*AIM OF THE TASK*. Return the listing word for word, as given.

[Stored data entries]
◇ ◇ ◇
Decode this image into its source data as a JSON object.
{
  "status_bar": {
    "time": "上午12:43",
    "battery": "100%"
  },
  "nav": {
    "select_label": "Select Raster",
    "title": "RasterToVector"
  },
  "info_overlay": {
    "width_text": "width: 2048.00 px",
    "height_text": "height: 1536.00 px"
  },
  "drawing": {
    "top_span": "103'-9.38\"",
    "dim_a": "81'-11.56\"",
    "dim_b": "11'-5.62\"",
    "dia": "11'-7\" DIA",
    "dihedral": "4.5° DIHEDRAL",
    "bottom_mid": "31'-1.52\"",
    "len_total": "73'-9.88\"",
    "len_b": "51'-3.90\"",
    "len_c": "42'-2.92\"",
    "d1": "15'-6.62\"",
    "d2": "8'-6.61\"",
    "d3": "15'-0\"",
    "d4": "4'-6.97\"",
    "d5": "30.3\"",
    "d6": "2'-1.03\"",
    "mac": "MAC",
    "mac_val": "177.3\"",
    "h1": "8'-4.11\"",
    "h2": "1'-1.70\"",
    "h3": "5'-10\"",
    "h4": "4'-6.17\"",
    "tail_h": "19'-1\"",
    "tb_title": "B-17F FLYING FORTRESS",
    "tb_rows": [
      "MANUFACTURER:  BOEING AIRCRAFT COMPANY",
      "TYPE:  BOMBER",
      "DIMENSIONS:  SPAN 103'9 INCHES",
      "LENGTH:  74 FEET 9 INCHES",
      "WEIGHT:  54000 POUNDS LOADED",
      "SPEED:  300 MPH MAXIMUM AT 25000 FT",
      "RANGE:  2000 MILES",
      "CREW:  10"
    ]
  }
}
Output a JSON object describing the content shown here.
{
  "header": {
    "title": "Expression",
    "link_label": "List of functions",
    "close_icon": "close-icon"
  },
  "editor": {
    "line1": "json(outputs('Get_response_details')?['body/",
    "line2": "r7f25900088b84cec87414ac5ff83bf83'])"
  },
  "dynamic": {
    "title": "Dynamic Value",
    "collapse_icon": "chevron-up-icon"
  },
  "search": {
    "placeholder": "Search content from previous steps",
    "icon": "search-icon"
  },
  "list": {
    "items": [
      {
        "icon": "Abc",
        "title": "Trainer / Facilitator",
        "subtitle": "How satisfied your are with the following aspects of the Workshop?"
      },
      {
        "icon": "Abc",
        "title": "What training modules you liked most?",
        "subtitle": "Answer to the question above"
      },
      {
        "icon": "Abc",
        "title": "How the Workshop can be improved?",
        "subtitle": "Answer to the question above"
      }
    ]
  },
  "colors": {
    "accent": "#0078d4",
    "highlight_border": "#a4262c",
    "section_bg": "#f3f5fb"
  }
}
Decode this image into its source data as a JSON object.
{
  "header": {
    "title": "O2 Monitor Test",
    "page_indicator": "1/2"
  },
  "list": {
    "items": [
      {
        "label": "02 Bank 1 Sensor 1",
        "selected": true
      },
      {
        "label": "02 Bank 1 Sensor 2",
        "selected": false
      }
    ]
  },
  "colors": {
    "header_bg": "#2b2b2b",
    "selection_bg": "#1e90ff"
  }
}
◇ ◇ ◇
*CORRECT ANSWER*.
Decode this image into its source data as a JSON object.
{
  "status_bar": {
    "time": "上午12:43",
    "battery": "100%"
  },
  "nav": {
    "select_label": "Select Raster",
    "title": "RasterToVector"
  },
  "info_overlay": {
    "width_text": "width: 2048.00 px",
    "height_text": "height: 1536.00 px"
  },
  "drawing": {
    "top_span": "103'-9.38\"",
    "dim_a": "81'-11.56\"",
    "dim_b": "11'-5.62\"",
    "dia": "11'-7\" DIA",
    "dihedral": "4.5° DIHEDRAL",
    "bottom_mid": "31'-1.52\"",
    "len_total": "73'-9.88\"",
    "len_b": "51'-3.90\"",
    "len_c": "42'-2.92\"",
    "d1": "15'-6.62\"",
    "d2": "8'-6.61\"",
    "d3": "15'-0\"",
    "d4": "4'-6.97\"",
    "d5": "30.3\"",
    "d6": "2'-1.03\"",
    "mac": "MAC",
    "mac_val": "177.3\"",
    "h1": "8'-4.11\"",
    "h2": "1'-1.70\"",
    "h3": "5'-10\"",
    "h4": "4'-6.17\"",
    "tail_h": "19'-1\"",
    "tb_title": "B-17F FLYING FORTRESS",
    "tb_rows": [
      "MANUFACTURER:  BOEING AIRCRAFT COMPANY",
      "TYPE:  BOMBER",
      "DIMENSIONS:  SPAN 103'9 INCHES",
      "LENGTH:  74 FEET 9 INCHES",
      "WEIGHT:  54000 POUNDS LOADED",
      "SPEED:  300 MPH MAXIMUM AT 25000 FT",
      "RANGE:  2000 MILES",
      "CREW:  10"
    ]
  }
}
Output a JSON object describing the content shown here.
{
  "header": {
    "title": "Expression",
    "link_label": "List of functions",
    "close_icon": "close-icon"
  },
  "editor": {
    "line1": "json(outputs('Get_response_details')?['body/",
    "line2": "r7f25900088b84cec87414ac5ff83bf83'])"
  },
  "dynamic": {
    "title": "Dynamic Value",
    "collapse_icon": "chevron-up-icon"
  },
  "search": {
    "placeholder": "Search content from previous steps",
    "icon": "search-icon"
  },
  "list": {
    "items": [
      {
        "icon": "Abc",
        "title": "Trainer / Facilitator",
        "subtitle": "How satisfied your are with the following aspects of the Workshop?"
      },
      {
        "icon": "Abc",
        "title": "What training modules you liked most?",
        "subtitle": "Answer to the question above"
      },
      {
        "icon": "Abc",
        "title": "How the Workshop can be improved?",
        "subtitle": "Answer to the question above"
      }
    ]
  },
  "colors": {
    "accent": "#0078d4",
    "highlight_border": "#a4262c",
    "section_bg": "#f3f5fb"
  }
}
Decode this image into its source data as a JSON object.
{
  "header": {
    "title": "O2 Monitor Test",
    "page_indicator": "1/2"
  },
  "list": {
    "items": [
      {
        "label": "02 Bank 1 Sensor 1",
        "selected": true
      },
      {
        "label": "02 Bank 1 Sensor 2",
        "selected": false
      }
    ]
  },
  "colors": {
    "header_bg": "#2b2b2b",
    "selection_bg": "#1e90ff"
  }
}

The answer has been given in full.